Recast every line of the entries below as a Markdown table with the columns "Row" and "Line," numbering the rows and skipping blank lines. Leave the pictures out of the table.

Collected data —
────────

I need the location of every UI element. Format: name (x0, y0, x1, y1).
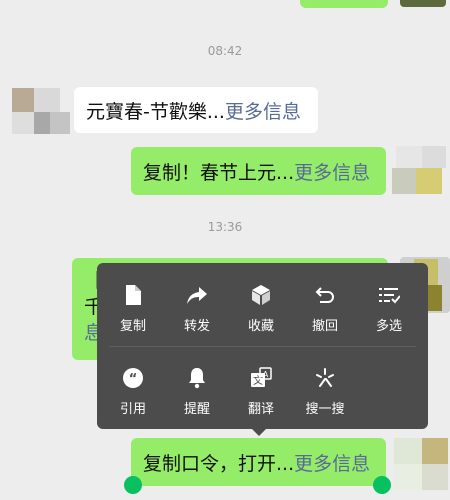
menu-item-forward[interactable]: 转发 (165, 283, 229, 334)
search-sparkle-icon (293, 366, 357, 390)
avatar-self[interactable] (400, 0, 446, 7)
avatar-self[interactable] (390, 436, 450, 492)
more-info-link[interactable]: 更多信息 (225, 97, 301, 124)
menu-item-translate[interactable]: 文A 翻译 (229, 366, 293, 417)
menu-item-multiselect[interactable]: 多选 (357, 283, 421, 334)
timestamp: 13:36 (207, 220, 243, 234)
svg-text:文: 文 (253, 374, 263, 387)
svg-text:A: A (263, 370, 269, 379)
more-info-link[interactable]: 更多信息 (294, 158, 370, 185)
undo-icon (293, 283, 357, 307)
copy-icon (101, 283, 165, 307)
timestamp: 08:42 (207, 44, 243, 58)
multiselect-icon (357, 283, 421, 307)
menu-item-quote[interactable]: “ 引用 (101, 366, 165, 417)
message-text: 复制！春节上元... (143, 161, 295, 184)
quote-icon: “ (101, 366, 165, 390)
message-bubble-outgoing[interactable]: 复制！春节上元... 更多信息 (131, 147, 386, 195)
menu-item-favorite[interactable]: 收藏 (229, 283, 293, 334)
forward-icon (165, 283, 229, 307)
message-bubble-selected[interactable]: 复制口令，打开... 更多信息 (131, 438, 386, 486)
selection-handle-start[interactable] (124, 476, 142, 494)
message-text: 复制口令，打开... (143, 452, 295, 475)
message-text: 元寶春-节歡樂... (86, 100, 225, 123)
message-bubble-partial[interactable] (300, 0, 388, 8)
menu-item-remind[interactable]: 提醒 (165, 366, 229, 417)
menu-item-search[interactable]: 搜一搜 (293, 366, 357, 417)
more-info-link[interactable]: 更多信息 (294, 449, 370, 476)
context-menu-arrow (252, 429, 266, 436)
message-bubble-incoming[interactable]: 元寶春-节歡樂... 更多信息 (74, 87, 318, 133)
avatar-contact[interactable] (6, 86, 72, 136)
translate-icon: 文A (229, 366, 293, 390)
avatar-self[interactable] (386, 140, 450, 198)
menu-item-recall[interactable]: 撤回 (293, 283, 357, 334)
menu-item-copy[interactable]: 复制 (101, 283, 165, 334)
bell-icon (165, 366, 229, 390)
favorite-cube-icon (229, 283, 293, 307)
selection-handle-end[interactable] (373, 476, 391, 494)
menu-divider (109, 346, 416, 347)
context-menu: 复制 转发 收藏 撤回 多选 “ 引用 提醒 文 A 翻译 搜一搜 (97, 263, 428, 429)
svg-text:“: “ (129, 372, 138, 387)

────────

Solution to this problem —
| Row | Line |
|---|---|
| 1 | I need the location of every UI element. Format: name (x0, y0, x1, y1). |
| 2 | menu-item-forward[interactable]: 转发 (165, 283, 229, 334) |
| 3 | search-sparkle-icon (293, 366, 357, 390) |
| 4 | avatar-self[interactable] (400, 0, 446, 7) |
| 5 | avatar-self[interactable] (390, 436, 450, 492) |
| 6 | more-info-link[interactable]: 更多信息 (225, 97, 301, 124) |
| 7 | menu-item-translate[interactable]: 文A 翻译 (229, 366, 293, 417) |
| 8 | menu-item-multiselect[interactable]: 多选 (357, 283, 421, 334) |
| 9 | timestamp: 13:36 (207, 220, 243, 234) |
| 10 | svg-text:文: 文 (253, 374, 263, 387) |
| 11 | svg-text:A: A (263, 370, 269, 379) |
| 12 | more-info-link[interactable]: 更多信息 (294, 158, 370, 185) |
| 13 | undo-icon (293, 283, 357, 307) |
| 14 | copy-icon (101, 283, 165, 307) |
| 15 | timestamp: 08:42 (207, 44, 243, 58) |
| 16 | multiselect-icon (357, 283, 421, 307) |
| 17 | menu-item-quote[interactable]: “ 引用 (101, 366, 165, 417) |
| 18 | message-text: 复制！春节上元... (143, 161, 295, 184) |
| 19 | quote-icon: “ (101, 366, 165, 390) |
| 20 | message-bubble-outgoing[interactable]: 复制！春节上元... 更多信息 (131, 147, 386, 195) |
| 21 | menu-item-favorite[interactable]: 收藏 (229, 283, 293, 334) |
| 22 | forward-icon (165, 283, 229, 307) |
| 23 | message-bubble-selected[interactable]: 复制口令，打开... 更多信息 (131, 438, 386, 486) |
| 24 | selection-handle-start[interactable] (124, 476, 142, 494) |
| 25 | message-text: 复制口令，打开... (143, 452, 295, 475) |
| 26 | message-text: 元寶春-节歡樂... (86, 100, 225, 123) |
| 27 | message-bubble-partial[interactable] (300, 0, 388, 8) |
| 28 | menu-item-remind[interactable]: 提醒 (165, 366, 229, 417) |
| 29 | menu-item-search[interactable]: 搜一搜 (293, 366, 357, 417) |
| 30 | more-info-link[interactable]: 更多信息 (294, 449, 370, 476) |
| 31 | context-menu-arrow (252, 429, 266, 436) |
| 32 | message-bubble-incoming[interactable]: 元寶春-节歡樂... 更多信息 (74, 87, 318, 133) |
| 33 | avatar-contact[interactable] (6, 86, 72, 136) |
| 34 | translate-icon: 文A (229, 366, 293, 390) |
| 35 | avatar-self[interactable] (386, 140, 450, 198) |
| 36 | menu-item-recall[interactable]: 撤回 (293, 283, 357, 334) |
| 37 | menu-item-copy[interactable]: 复制 (101, 283, 165, 334) |
| 38 | bell-icon (165, 366, 229, 390) |
| 39 | favorite-cube-icon (229, 283, 293, 307) |
| 40 | selection-handle-end[interactable] (373, 476, 391, 494) |
| 41 | menu-divider (109, 346, 416, 347) |
| 42 | context-menu: 复制 转发 收藏 撤回 多选 “ 引用 提醒 文 A 翻译 搜一搜 (97, 263, 428, 429) |
| 43 | svg-text:“: “ (129, 372, 138, 387) |